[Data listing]
##############################

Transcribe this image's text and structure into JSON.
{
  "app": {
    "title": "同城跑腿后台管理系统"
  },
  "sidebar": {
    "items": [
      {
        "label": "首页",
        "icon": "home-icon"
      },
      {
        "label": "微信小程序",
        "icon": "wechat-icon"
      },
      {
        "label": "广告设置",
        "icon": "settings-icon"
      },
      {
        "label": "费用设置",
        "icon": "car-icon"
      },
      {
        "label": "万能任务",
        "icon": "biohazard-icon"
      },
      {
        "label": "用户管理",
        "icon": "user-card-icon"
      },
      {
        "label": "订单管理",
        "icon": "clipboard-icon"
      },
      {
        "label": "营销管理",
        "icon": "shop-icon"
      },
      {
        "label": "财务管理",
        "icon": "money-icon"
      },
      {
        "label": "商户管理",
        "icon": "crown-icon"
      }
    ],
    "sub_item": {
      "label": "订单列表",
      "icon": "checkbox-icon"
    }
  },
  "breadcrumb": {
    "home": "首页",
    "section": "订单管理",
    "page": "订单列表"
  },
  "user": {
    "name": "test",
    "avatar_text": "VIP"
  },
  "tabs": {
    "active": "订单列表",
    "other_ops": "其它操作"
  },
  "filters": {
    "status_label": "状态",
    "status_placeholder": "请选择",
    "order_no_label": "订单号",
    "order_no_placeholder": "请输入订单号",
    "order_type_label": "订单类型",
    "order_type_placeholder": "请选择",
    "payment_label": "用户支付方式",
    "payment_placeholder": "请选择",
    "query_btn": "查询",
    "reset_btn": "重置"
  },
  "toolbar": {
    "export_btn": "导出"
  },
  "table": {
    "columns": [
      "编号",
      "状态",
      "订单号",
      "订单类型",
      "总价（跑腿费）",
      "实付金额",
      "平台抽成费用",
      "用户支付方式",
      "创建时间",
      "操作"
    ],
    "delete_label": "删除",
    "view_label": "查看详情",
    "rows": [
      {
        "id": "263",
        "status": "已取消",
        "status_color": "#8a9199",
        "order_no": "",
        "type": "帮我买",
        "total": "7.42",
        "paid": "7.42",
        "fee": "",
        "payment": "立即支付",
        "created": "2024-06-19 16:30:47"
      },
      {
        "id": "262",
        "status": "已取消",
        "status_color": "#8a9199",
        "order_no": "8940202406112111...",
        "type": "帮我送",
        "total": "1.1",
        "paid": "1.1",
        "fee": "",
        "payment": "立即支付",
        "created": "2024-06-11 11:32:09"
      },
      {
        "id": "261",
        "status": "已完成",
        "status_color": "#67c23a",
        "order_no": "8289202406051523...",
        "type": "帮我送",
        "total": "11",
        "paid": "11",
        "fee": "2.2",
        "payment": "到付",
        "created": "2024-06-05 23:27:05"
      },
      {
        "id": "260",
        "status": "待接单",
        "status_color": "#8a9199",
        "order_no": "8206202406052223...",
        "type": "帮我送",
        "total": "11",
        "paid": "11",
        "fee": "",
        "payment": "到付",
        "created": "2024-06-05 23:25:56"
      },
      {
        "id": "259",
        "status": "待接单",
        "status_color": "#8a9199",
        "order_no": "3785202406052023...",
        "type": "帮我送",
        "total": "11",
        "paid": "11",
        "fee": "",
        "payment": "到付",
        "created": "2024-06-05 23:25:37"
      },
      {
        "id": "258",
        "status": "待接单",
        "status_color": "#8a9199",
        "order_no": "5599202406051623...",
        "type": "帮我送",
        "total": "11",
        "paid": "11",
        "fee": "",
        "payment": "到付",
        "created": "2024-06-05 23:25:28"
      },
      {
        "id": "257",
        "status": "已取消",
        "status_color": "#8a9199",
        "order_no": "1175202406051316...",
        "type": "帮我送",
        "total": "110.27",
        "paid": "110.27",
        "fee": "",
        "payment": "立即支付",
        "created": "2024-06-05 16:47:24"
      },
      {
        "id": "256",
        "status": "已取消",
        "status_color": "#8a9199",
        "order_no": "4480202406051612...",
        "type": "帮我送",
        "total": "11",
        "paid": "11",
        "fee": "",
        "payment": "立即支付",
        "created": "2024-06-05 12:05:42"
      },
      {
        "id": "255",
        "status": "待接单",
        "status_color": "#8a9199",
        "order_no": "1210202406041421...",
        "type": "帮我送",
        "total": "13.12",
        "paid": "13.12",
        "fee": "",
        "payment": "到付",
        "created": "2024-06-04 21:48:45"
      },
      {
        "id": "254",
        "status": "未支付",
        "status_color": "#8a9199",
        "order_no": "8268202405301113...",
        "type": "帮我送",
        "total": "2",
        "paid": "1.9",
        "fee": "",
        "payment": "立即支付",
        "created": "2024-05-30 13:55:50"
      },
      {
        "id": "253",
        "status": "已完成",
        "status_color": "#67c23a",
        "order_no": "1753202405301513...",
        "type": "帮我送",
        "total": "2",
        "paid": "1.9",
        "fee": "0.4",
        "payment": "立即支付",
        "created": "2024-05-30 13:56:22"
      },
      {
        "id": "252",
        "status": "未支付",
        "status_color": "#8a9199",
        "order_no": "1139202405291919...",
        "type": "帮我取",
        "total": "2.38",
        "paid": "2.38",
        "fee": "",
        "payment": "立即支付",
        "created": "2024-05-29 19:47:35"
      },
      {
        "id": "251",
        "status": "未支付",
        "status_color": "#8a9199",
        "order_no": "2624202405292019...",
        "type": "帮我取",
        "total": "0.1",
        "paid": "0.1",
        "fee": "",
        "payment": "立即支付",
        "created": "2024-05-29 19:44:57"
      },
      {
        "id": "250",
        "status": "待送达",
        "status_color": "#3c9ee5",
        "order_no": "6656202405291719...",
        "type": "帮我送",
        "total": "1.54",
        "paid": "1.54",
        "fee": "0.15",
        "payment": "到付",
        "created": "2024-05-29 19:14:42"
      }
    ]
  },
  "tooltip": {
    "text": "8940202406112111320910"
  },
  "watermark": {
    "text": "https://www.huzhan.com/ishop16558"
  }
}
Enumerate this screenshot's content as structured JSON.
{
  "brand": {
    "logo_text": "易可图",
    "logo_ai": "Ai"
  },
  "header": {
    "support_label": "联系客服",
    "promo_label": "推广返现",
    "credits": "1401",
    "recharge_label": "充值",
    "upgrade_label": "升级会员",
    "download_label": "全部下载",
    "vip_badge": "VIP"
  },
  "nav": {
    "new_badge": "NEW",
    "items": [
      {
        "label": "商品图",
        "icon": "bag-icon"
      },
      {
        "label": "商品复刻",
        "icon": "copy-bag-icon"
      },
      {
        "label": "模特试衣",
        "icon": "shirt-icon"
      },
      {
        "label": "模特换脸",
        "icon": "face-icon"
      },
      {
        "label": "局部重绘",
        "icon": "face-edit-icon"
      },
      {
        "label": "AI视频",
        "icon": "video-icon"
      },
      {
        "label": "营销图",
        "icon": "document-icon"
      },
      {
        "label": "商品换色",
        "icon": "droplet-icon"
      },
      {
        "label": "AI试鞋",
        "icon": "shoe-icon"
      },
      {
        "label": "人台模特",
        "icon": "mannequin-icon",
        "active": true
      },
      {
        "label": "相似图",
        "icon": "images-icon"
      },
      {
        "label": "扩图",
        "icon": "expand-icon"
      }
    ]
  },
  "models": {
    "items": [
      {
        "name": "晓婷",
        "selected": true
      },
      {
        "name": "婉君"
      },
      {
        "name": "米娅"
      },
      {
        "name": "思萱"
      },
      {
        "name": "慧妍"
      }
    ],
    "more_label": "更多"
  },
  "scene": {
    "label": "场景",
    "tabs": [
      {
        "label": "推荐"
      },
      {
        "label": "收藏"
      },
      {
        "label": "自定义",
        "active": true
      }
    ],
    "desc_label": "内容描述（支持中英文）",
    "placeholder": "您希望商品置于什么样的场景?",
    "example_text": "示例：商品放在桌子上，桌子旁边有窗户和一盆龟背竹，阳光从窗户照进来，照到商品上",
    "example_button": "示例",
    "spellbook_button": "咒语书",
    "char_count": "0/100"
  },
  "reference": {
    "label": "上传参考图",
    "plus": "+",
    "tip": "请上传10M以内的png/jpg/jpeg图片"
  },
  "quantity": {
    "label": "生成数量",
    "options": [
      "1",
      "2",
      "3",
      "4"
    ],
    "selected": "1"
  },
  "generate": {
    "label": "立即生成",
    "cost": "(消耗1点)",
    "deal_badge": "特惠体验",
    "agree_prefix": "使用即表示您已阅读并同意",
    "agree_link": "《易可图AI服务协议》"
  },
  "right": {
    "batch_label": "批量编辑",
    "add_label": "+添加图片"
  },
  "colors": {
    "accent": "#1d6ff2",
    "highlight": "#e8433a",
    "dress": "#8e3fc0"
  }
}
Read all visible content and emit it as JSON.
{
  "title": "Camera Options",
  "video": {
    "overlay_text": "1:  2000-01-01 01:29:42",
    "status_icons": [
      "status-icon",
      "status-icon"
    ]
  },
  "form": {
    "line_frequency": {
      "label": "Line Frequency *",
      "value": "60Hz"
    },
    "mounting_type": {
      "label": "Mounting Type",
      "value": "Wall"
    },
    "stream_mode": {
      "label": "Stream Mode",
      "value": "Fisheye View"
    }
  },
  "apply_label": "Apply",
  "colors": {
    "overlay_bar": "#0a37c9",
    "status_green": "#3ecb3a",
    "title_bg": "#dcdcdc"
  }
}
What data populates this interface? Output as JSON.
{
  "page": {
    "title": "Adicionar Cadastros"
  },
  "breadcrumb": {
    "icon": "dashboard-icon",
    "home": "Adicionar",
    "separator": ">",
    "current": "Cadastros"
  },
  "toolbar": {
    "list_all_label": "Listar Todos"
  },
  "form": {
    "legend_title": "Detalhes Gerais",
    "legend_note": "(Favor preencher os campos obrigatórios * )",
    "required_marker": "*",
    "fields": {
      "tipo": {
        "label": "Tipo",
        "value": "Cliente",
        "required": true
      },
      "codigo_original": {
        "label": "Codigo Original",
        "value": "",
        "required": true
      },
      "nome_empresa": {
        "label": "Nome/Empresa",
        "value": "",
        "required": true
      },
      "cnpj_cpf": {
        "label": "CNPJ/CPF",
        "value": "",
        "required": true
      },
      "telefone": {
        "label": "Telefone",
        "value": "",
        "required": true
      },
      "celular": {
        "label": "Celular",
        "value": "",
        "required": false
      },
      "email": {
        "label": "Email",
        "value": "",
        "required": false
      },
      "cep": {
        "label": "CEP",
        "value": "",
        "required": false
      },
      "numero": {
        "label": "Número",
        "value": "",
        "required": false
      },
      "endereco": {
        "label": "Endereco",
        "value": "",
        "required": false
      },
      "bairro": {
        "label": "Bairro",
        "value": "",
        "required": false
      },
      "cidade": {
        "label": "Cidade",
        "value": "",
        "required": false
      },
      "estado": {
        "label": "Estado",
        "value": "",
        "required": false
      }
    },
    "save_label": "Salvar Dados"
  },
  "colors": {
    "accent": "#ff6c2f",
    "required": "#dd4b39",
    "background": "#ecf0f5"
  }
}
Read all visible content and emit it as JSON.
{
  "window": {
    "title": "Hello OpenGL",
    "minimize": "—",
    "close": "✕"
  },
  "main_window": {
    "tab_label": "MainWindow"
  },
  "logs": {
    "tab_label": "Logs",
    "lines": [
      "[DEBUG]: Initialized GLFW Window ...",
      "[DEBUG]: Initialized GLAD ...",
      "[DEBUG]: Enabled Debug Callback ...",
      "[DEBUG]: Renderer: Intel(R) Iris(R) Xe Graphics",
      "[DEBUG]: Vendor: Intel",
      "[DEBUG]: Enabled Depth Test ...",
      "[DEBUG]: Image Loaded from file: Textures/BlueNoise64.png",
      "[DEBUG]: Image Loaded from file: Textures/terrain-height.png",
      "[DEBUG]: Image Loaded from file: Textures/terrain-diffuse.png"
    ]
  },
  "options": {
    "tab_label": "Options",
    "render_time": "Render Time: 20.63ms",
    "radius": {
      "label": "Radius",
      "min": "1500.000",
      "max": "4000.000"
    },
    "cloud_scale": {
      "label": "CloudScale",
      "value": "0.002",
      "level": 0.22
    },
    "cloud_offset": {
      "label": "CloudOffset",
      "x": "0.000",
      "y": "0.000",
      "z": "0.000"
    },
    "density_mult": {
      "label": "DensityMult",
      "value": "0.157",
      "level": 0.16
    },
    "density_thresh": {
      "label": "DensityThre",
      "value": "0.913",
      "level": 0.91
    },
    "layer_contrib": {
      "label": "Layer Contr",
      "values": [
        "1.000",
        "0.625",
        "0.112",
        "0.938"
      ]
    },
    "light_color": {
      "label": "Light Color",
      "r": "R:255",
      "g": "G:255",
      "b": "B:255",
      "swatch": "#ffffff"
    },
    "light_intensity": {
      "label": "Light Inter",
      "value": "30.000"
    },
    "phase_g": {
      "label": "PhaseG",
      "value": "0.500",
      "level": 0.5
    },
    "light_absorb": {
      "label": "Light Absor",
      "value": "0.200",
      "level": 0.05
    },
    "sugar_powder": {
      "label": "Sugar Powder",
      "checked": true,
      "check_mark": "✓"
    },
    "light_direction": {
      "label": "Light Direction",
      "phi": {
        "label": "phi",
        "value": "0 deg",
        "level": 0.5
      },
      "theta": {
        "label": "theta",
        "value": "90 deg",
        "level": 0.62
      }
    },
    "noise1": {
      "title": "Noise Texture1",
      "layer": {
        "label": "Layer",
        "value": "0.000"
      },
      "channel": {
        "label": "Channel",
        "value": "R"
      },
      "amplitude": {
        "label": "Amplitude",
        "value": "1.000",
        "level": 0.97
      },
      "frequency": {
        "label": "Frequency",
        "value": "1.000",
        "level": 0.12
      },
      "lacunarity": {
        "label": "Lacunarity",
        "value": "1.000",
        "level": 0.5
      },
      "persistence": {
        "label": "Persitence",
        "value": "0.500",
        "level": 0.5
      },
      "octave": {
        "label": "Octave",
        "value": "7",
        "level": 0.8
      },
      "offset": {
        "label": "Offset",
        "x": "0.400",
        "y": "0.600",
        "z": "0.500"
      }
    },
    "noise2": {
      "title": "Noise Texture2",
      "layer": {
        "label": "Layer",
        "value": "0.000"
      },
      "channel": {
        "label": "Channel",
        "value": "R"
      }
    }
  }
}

##############################

> [WHAT IS REQUIRED]
Find how many of the lines above have the word "Adicionar" in them. State only that number.

> [SOLUTION TO THIS TASK]
2